*What you have to do*.
Repeat the entire listing exactly as written.

*Stored rows*.
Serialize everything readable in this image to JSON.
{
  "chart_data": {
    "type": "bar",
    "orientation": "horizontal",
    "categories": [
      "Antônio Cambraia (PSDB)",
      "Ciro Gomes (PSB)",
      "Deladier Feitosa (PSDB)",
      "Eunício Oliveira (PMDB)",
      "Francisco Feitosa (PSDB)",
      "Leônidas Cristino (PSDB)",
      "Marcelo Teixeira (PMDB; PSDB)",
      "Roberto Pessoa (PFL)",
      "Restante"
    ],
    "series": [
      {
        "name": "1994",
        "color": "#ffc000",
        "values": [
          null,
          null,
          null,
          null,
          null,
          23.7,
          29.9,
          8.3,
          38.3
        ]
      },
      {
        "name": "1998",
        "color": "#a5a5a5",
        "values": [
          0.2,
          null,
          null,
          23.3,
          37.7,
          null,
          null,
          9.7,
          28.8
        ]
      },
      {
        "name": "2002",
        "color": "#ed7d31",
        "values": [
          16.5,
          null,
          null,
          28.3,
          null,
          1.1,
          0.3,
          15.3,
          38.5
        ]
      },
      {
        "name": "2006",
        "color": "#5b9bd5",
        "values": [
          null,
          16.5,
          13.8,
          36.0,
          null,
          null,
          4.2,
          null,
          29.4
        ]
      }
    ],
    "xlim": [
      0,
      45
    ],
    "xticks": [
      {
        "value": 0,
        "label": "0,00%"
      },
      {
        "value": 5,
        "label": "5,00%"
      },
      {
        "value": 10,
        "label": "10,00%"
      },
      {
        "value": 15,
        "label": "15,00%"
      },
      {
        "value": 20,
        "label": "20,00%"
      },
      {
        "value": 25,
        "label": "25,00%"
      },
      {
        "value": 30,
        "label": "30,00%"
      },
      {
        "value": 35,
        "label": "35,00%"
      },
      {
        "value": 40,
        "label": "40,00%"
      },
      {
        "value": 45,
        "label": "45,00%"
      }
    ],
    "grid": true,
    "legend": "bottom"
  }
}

*The result*.
Serialize everything readable in this image to JSON.
{
  "chart_data": {
    "type": "bar",
    "orientation": "horizontal",
    "categories": [
      "Antônio Cambraia (PSDB)",
      "Ciro Gomes (PSB)",
      "Deladier Feitosa (PSDB)",
      "Eunício Oliveira (PMDB)",
      "Francisco Feitosa (PSDB)",
      "Leônidas Cristino (PSDB)",
      "Marcelo Teixeira (PMDB; PSDB)",
      "Roberto Pessoa (PFL)",
      "Restante"
    ],
    "series": [
      {
        "name": "1994",
        "color": "#ffc000",
        "values": [
          null,
          null,
          null,
          null,
          null,
          23.7,
          29.9,
          8.3,
          38.3
        ]
      },
      {
        "name": "1998",
        "color": "#a5a5a5",
        "values": [
          0.2,
          null,
          null,
          23.3,
          37.7,
          null,
          null,
          9.7,
          28.8
        ]
      },
      {
        "name": "2002",
        "color": "#ed7d31",
        "values": [
          16.5,
          null,
          null,
          28.3,
          null,
          1.1,
          0.3,
          15.3,
          38.5
        ]
      },
      {
        "name": "2006",
        "color": "#5b9bd5",
        "values": [
          null,
          16.5,
          13.8,
          36.0,
          null,
          null,
          4.2,
          null,
          29.4
        ]
      }
    ],
    "xlim": [
      0,
      45
    ],
    "xticks": [
      {
        "value": 0,
        "label": "0,00%"
      },
      {
        "value": 5,
        "label": "5,00%"
      },
      {
        "value": 10,
        "label": "10,00%"
      },
      {
        "value": 15,
        "label": "15,00%"
      },
      {
        "value": 20,
        "label": "20,00%"
      },
      {
        "value": 25,
        "label": "25,00%"
      },
      {
        "value": 30,
        "label": "30,00%"
      },
      {
        "value": 35,
        "label": "35,00%"
      },
      {
        "value": 40,
        "label": "40,00%"
      },
      {
        "value": 45,
        "label": "45,00%"
      }
    ],
    "grid": true,
    "legend": "bottom"
  }
}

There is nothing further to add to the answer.